→ **Aim of the task**: Lift out each line of the data that holds "title".

→ **Provided records**:
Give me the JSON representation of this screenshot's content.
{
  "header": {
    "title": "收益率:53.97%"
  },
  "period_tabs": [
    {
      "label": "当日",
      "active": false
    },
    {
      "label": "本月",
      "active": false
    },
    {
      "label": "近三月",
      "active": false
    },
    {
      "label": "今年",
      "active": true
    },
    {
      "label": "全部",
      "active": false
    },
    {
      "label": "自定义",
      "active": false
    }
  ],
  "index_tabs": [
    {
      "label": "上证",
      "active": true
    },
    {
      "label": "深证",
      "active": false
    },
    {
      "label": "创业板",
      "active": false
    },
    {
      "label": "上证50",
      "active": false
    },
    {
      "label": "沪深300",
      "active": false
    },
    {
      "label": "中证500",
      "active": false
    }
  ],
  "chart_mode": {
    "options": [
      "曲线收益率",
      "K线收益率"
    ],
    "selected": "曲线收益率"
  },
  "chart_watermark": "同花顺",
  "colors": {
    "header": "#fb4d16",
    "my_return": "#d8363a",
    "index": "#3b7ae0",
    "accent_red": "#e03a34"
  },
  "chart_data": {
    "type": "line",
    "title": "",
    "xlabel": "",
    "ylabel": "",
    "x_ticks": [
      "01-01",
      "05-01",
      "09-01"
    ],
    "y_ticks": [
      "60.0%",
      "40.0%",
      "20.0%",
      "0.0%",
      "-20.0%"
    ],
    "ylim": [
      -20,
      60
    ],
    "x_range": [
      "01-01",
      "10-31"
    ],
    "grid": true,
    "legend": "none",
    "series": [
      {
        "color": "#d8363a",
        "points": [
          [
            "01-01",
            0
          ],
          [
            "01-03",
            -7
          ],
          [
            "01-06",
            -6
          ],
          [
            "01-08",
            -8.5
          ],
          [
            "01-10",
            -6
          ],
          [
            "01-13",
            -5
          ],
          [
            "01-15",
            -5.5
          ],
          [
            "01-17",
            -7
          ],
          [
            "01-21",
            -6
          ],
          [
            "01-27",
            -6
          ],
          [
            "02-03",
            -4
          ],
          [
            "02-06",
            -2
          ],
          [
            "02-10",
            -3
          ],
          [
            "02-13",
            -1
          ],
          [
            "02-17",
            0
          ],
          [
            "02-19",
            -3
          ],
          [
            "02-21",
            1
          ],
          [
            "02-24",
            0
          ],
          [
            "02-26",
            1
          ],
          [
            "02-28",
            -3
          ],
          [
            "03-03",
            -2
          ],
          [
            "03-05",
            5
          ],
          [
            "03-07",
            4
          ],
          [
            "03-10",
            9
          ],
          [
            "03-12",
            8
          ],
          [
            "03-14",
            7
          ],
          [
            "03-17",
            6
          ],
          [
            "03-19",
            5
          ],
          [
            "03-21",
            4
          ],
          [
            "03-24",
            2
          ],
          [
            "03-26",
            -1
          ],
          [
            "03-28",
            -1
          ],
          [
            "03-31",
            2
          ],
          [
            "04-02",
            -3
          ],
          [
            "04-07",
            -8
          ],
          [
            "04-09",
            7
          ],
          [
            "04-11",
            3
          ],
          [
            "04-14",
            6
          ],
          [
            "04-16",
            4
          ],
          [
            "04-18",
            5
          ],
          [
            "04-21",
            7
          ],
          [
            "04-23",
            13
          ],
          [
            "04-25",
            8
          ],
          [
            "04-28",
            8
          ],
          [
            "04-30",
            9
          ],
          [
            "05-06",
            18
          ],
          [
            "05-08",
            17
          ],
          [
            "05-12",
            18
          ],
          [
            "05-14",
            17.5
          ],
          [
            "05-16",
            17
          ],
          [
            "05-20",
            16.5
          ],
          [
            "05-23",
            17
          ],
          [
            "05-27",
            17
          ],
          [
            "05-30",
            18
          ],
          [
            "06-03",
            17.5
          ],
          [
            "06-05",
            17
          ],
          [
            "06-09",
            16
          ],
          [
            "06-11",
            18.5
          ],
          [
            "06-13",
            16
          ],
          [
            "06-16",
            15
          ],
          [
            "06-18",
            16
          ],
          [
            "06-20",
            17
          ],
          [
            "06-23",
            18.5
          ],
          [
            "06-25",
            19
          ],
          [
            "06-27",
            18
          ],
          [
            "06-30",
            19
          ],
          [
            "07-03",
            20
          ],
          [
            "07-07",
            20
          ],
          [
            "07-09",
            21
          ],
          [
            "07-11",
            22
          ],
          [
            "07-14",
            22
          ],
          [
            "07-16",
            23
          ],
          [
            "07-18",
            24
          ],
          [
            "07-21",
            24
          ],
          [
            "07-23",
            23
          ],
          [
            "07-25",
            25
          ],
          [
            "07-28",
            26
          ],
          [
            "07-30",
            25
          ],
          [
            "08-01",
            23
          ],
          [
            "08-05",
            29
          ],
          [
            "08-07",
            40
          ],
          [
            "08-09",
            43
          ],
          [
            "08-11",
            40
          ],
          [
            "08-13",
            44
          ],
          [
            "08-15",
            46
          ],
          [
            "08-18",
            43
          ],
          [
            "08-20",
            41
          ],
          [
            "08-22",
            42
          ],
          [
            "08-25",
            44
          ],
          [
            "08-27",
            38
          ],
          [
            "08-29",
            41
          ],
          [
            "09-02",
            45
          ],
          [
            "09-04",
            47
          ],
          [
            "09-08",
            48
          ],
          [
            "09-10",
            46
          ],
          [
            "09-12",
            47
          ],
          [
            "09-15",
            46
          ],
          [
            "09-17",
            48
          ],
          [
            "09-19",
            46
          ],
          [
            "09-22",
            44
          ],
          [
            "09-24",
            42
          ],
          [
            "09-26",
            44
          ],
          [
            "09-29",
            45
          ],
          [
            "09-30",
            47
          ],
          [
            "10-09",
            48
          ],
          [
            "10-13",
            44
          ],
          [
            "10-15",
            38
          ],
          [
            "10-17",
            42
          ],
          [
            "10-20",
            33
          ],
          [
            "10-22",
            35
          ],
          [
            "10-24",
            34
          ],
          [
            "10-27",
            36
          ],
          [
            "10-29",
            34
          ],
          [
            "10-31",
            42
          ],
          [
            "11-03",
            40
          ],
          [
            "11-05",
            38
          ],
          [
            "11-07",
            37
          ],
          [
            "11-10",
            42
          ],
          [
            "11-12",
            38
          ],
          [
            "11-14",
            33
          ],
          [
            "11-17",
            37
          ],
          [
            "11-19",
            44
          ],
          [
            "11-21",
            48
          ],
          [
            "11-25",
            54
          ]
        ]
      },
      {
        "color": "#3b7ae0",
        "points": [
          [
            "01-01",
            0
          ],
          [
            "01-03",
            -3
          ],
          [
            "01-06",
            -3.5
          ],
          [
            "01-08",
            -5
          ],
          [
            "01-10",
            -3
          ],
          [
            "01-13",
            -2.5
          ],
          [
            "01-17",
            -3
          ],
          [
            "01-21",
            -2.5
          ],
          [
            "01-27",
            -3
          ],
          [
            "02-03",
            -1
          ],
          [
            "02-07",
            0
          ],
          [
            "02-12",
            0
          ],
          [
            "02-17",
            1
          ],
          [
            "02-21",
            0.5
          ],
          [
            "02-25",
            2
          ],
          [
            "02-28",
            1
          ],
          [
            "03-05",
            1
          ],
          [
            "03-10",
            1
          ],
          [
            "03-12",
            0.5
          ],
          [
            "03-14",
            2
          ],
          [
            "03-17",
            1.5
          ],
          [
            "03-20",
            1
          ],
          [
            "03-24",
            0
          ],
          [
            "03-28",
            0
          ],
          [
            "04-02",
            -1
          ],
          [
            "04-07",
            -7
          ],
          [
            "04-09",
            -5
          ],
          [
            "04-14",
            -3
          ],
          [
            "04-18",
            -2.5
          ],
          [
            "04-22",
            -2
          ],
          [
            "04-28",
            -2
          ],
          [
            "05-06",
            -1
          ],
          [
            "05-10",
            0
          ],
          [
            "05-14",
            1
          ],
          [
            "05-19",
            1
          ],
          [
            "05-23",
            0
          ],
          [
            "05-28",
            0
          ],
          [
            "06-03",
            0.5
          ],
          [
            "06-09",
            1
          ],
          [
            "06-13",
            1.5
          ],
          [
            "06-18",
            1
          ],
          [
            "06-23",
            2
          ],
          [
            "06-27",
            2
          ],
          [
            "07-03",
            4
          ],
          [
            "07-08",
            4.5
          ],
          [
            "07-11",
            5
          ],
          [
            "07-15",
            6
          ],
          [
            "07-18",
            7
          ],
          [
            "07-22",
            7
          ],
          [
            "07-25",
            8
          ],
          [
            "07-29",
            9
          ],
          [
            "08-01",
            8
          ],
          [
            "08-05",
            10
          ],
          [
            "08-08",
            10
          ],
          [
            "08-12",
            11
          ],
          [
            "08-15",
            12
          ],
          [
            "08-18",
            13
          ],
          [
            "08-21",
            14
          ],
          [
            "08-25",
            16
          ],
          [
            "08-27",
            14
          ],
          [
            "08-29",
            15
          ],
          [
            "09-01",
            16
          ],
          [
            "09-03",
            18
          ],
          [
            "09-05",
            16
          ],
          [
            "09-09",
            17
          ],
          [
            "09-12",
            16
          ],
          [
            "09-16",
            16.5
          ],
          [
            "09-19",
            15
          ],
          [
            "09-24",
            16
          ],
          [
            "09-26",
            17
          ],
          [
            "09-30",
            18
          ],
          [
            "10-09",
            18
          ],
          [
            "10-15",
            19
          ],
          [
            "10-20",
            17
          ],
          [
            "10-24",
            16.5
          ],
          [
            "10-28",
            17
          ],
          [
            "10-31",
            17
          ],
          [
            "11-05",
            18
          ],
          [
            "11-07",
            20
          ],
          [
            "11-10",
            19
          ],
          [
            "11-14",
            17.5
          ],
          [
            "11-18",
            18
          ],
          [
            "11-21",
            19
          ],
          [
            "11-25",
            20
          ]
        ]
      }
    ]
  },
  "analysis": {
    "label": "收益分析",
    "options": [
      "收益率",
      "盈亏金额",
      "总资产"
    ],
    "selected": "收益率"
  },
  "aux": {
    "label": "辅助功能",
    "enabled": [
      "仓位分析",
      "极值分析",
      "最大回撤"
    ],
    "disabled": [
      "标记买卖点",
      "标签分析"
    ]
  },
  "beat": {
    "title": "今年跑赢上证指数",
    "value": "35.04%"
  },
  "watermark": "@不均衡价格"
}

→ **The reply**:
    "title": "收益率:53.97%"
    "title": "",
    "title": "今年跑赢上证指数",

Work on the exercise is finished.